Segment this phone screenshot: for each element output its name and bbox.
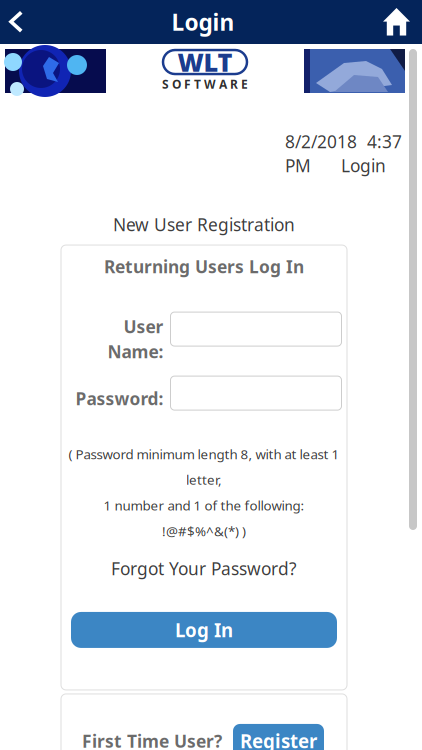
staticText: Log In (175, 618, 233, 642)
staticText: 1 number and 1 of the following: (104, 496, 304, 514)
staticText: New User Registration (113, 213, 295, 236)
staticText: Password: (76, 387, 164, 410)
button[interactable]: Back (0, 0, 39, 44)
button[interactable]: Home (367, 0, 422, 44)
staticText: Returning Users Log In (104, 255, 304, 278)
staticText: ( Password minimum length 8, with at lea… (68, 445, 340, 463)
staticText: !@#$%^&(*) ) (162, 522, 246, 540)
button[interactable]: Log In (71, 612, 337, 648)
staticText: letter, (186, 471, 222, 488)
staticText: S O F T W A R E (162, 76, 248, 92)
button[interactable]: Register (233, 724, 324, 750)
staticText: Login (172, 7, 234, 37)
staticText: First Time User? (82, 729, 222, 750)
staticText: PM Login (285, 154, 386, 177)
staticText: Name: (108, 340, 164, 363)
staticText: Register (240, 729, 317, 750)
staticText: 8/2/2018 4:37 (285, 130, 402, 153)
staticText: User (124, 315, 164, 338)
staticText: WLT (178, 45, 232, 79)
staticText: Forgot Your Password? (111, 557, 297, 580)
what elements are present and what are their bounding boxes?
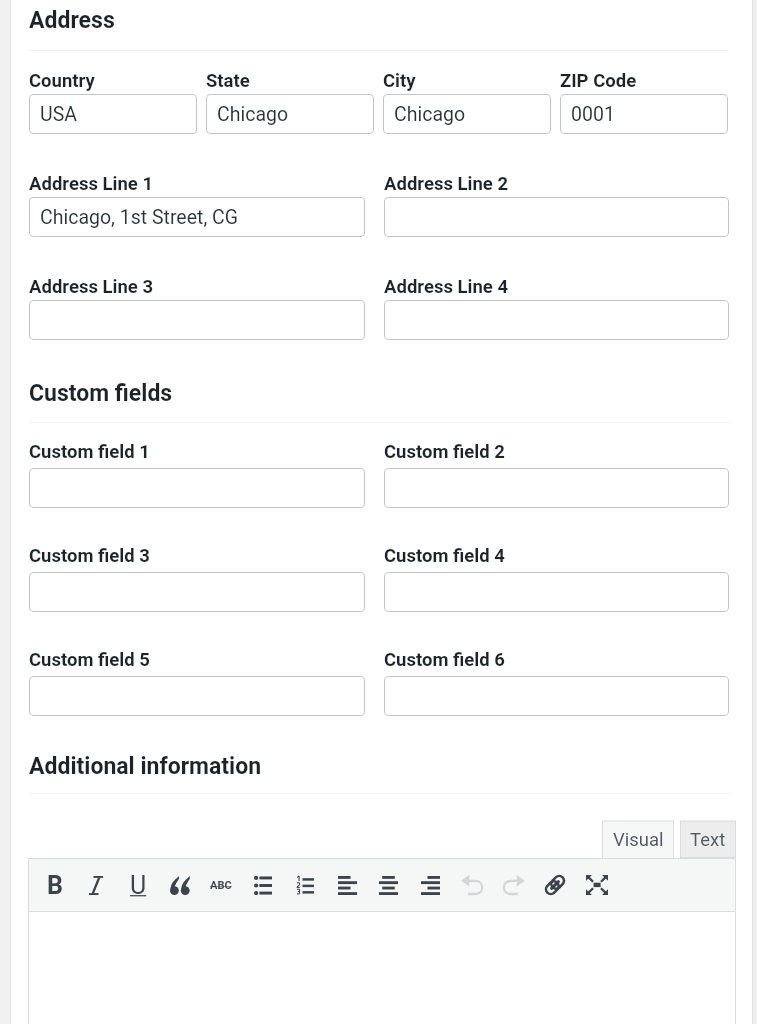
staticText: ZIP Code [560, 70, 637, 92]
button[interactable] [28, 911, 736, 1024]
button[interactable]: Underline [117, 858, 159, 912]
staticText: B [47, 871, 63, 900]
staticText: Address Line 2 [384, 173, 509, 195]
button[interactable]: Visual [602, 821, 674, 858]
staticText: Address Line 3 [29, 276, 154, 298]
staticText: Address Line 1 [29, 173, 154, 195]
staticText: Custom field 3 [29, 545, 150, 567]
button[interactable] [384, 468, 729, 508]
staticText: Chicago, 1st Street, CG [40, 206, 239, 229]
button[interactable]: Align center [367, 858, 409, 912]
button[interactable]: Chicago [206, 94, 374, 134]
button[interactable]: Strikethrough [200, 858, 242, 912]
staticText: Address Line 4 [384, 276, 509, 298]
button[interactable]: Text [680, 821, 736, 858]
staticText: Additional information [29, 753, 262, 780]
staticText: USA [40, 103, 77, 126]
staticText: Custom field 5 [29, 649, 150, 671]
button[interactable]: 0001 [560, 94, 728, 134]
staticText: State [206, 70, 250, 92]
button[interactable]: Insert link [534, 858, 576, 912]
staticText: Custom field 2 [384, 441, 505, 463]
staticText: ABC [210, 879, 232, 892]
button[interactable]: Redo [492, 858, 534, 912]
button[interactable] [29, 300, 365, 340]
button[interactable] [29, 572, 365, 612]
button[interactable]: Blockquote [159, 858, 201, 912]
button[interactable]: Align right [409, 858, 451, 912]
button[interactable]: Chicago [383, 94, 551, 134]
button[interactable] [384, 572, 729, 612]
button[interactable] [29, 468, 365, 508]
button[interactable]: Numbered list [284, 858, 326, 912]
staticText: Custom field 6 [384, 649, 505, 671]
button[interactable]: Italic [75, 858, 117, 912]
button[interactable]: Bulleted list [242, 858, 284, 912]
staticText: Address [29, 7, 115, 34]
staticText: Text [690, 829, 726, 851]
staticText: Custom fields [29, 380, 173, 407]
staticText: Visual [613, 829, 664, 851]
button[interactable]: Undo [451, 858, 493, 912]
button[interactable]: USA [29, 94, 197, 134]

=== REQUIRED TASK ===
Write out the lines above again, swapping every "Address Line" for "Street Line" and keeping everything else the same. Leave the pictures out of your answer.

=== REPLY TO THE EXERCISE ===
Segment this phone screenshot: for each element output its name and bbox.
staticText: Log In (175, 618, 233, 642)
staticText: 1 number and 1 of the following: (104, 496, 304, 514)
staticText: New User Registration (113, 213, 295, 236)
staticText: Password: (76, 387, 164, 410)
button[interactable]: Back (0, 0, 39, 44)
button[interactable]: Home (367, 0, 422, 44)
staticText: Returning Users Log In (104, 255, 304, 278)
staticText: ( Password minimum length 8, with at lea… (68, 445, 340, 463)
staticText: !@#$%^&(*) ) (162, 522, 246, 540)
button[interactable]: Log In (71, 612, 337, 648)
staticText: letter, (186, 471, 222, 488)
staticText: S O F T W A R E (162, 76, 248, 92)
button[interactable]: Register (233, 724, 324, 750)
staticText: Login (172, 7, 234, 37)
staticText: First Time User? (82, 729, 222, 750)
staticText: PM Login (285, 154, 386, 177)
staticText: Name: (108, 340, 164, 363)
staticText: Register (240, 729, 317, 750)
staticText: 8/2/2018 4:37 (285, 130, 402, 153)
staticText: User (124, 315, 164, 338)
staticText: WLT (178, 45, 232, 79)
staticText: Forgot Your Password? (111, 557, 297, 580)
what elements are present and what are their bounding boxes?
staticText: ZIP Code [560, 70, 637, 92]
button[interactable] [28, 911, 736, 1024]
button[interactable]: Underline [117, 858, 159, 912]
staticText: B [47, 871, 63, 900]
staticText: Street Line 2 [384, 173, 509, 195]
button[interactable]: Visual [602, 821, 674, 858]
staticText: Street Line 3 [29, 276, 154, 298]
staticText: Street Line 1 [29, 173, 154, 195]
staticText: Custom field 3 [29, 545, 150, 567]
button[interactable] [384, 468, 729, 508]
staticText: Chicago, 1st Street, CG [40, 206, 239, 229]
button[interactable]: Align center [367, 858, 409, 912]
button[interactable]: Chicago [206, 94, 374, 134]
button[interactable]: Strikethrough [200, 858, 242, 912]
staticText: Street Line 4 [384, 276, 509, 298]
button[interactable]: Text [680, 821, 736, 858]
staticText: Additional information [29, 753, 262, 780]
staticText: USA [40, 103, 77, 126]
staticText: Custom field 5 [29, 649, 150, 671]
button[interactable]: 0001 [560, 94, 728, 134]
staticText: State [206, 70, 250, 92]
button[interactable]: Insert link [534, 858, 576, 912]
staticText: Custom field 2 [384, 441, 505, 463]
staticText: ABC [210, 879, 232, 892]
button[interactable]: Redo [492, 858, 534, 912]
button[interactable] [29, 300, 365, 340]
button[interactable] [29, 572, 365, 612]
button[interactable]: Blockquote [159, 858, 201, 912]
button[interactable]: Align right [409, 858, 451, 912]
button[interactable]: Chicago [383, 94, 551, 134]
button[interactable] [384, 572, 729, 612]
button[interactable] [29, 468, 365, 508]
button[interactable]: Numbered list [284, 858, 326, 912]
staticText: Custom field 6 [384, 649, 505, 671]
button[interactable]: Italic [75, 858, 117, 912]
button[interactable]: Bulleted list [242, 858, 284, 912]
staticText: Address [29, 7, 115, 34]
staticText: Text [690, 829, 726, 851]
staticText: Custom fields [29, 380, 173, 407]
staticText: Visual [613, 829, 664, 851]
button[interactable]: Undo [451, 858, 493, 912]
button[interactable]: USA [29, 94, 197, 134]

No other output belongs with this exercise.